- **TASK INSTRUCTIONS**: Rewrite the lines from the one containing "column-header-a[interactable]: A (27, 14, 97, 32)" down through the one containing "pivot-count-value[interactable]: 1 (780, 103, 830, 121)", swapping "row-header" for "row-heading" and leaving everything else untouched. Return only those lines.

BEGIN

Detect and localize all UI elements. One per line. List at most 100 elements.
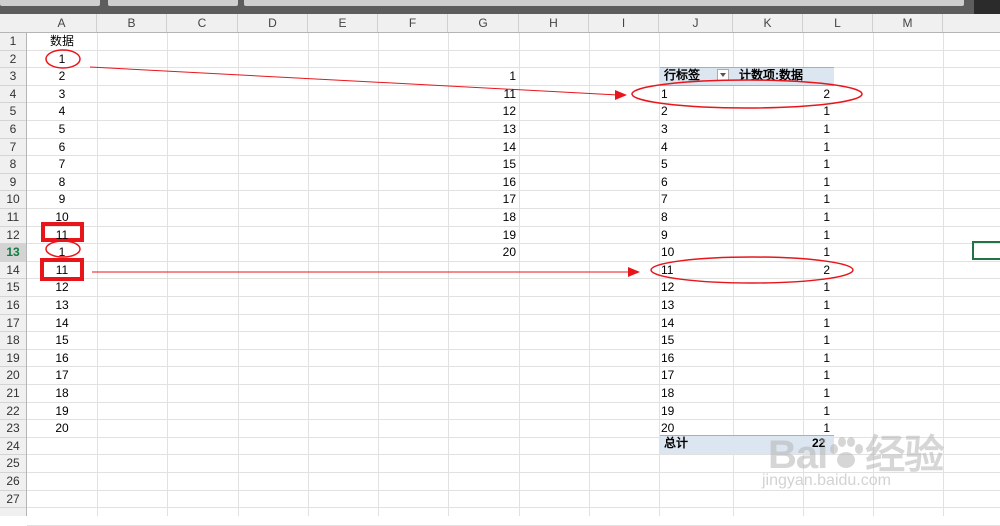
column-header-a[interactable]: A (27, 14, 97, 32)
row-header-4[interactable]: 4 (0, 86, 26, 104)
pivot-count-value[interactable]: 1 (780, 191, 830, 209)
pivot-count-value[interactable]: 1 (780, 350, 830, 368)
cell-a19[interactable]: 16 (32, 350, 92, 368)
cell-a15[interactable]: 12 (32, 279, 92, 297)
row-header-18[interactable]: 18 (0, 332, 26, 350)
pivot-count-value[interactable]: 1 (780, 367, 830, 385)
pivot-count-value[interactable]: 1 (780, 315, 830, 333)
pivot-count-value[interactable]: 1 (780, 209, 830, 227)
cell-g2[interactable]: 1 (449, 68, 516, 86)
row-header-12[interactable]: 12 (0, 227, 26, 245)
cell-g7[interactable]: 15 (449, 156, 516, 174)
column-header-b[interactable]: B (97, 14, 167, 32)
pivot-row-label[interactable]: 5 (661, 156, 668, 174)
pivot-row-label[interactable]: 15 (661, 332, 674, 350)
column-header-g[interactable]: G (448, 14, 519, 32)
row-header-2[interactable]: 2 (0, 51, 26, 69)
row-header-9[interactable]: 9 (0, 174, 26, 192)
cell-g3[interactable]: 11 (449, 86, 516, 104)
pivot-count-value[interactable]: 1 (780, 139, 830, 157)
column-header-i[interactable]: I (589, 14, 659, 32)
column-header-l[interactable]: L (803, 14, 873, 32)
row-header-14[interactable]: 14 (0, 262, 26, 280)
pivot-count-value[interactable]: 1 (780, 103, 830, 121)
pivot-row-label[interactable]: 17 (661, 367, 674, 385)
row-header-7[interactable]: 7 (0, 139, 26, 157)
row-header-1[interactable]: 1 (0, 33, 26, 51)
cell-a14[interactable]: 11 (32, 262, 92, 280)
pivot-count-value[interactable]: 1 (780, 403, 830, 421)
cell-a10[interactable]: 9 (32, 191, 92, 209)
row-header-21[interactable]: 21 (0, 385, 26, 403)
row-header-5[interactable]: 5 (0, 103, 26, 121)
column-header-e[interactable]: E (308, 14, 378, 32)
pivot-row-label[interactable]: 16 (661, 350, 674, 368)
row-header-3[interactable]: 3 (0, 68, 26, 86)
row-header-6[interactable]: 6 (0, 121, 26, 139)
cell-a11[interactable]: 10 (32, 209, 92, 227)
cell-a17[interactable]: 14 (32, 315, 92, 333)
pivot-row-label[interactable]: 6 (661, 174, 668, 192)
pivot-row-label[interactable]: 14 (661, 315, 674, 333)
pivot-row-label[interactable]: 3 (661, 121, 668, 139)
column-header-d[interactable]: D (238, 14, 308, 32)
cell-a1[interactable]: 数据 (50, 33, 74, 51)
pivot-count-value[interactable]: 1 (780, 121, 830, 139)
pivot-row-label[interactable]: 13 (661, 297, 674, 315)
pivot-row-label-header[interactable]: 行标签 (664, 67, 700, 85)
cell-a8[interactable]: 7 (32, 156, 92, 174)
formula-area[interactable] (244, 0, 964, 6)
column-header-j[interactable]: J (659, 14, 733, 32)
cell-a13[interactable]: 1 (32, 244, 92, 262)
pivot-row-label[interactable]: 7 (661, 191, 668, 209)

END

- **ANSWER FOR THE TASK**:
column-header-a[interactable]: A (27, 14, 97, 32)
row-heading-4[interactable]: 4 (0, 86, 26, 104)
pivot-count-value[interactable]: 1 (780, 191, 830, 209)
pivot-count-value[interactable]: 1 (780, 350, 830, 368)
cell-a19[interactable]: 16 (32, 350, 92, 368)
cell-a15[interactable]: 12 (32, 279, 92, 297)
row-heading-18[interactable]: 18 (0, 332, 26, 350)
pivot-count-value[interactable]: 1 (780, 367, 830, 385)
pivot-count-value[interactable]: 1 (780, 315, 830, 333)
pivot-count-value[interactable]: 1 (780, 209, 830, 227)
cell-g2[interactable]: 1 (449, 68, 516, 86)
row-heading-12[interactable]: 12 (0, 227, 26, 245)
cell-g7[interactable]: 15 (449, 156, 516, 174)
column-header-b[interactable]: B (97, 14, 167, 32)
pivot-row-label[interactable]: 5 (661, 156, 668, 174)
pivot-row-label[interactable]: 15 (661, 332, 674, 350)
column-header-g[interactable]: G (448, 14, 519, 32)
row-heading-2[interactable]: 2 (0, 51, 26, 69)
row-heading-9[interactable]: 9 (0, 174, 26, 192)
cell-g3[interactable]: 11 (449, 86, 516, 104)
pivot-count-value[interactable]: 1 (780, 139, 830, 157)
column-header-i[interactable]: I (589, 14, 659, 32)
column-header-l[interactable]: L (803, 14, 873, 32)
row-heading-14[interactable]: 14 (0, 262, 26, 280)
pivot-count-value[interactable]: 1 (780, 103, 830, 121)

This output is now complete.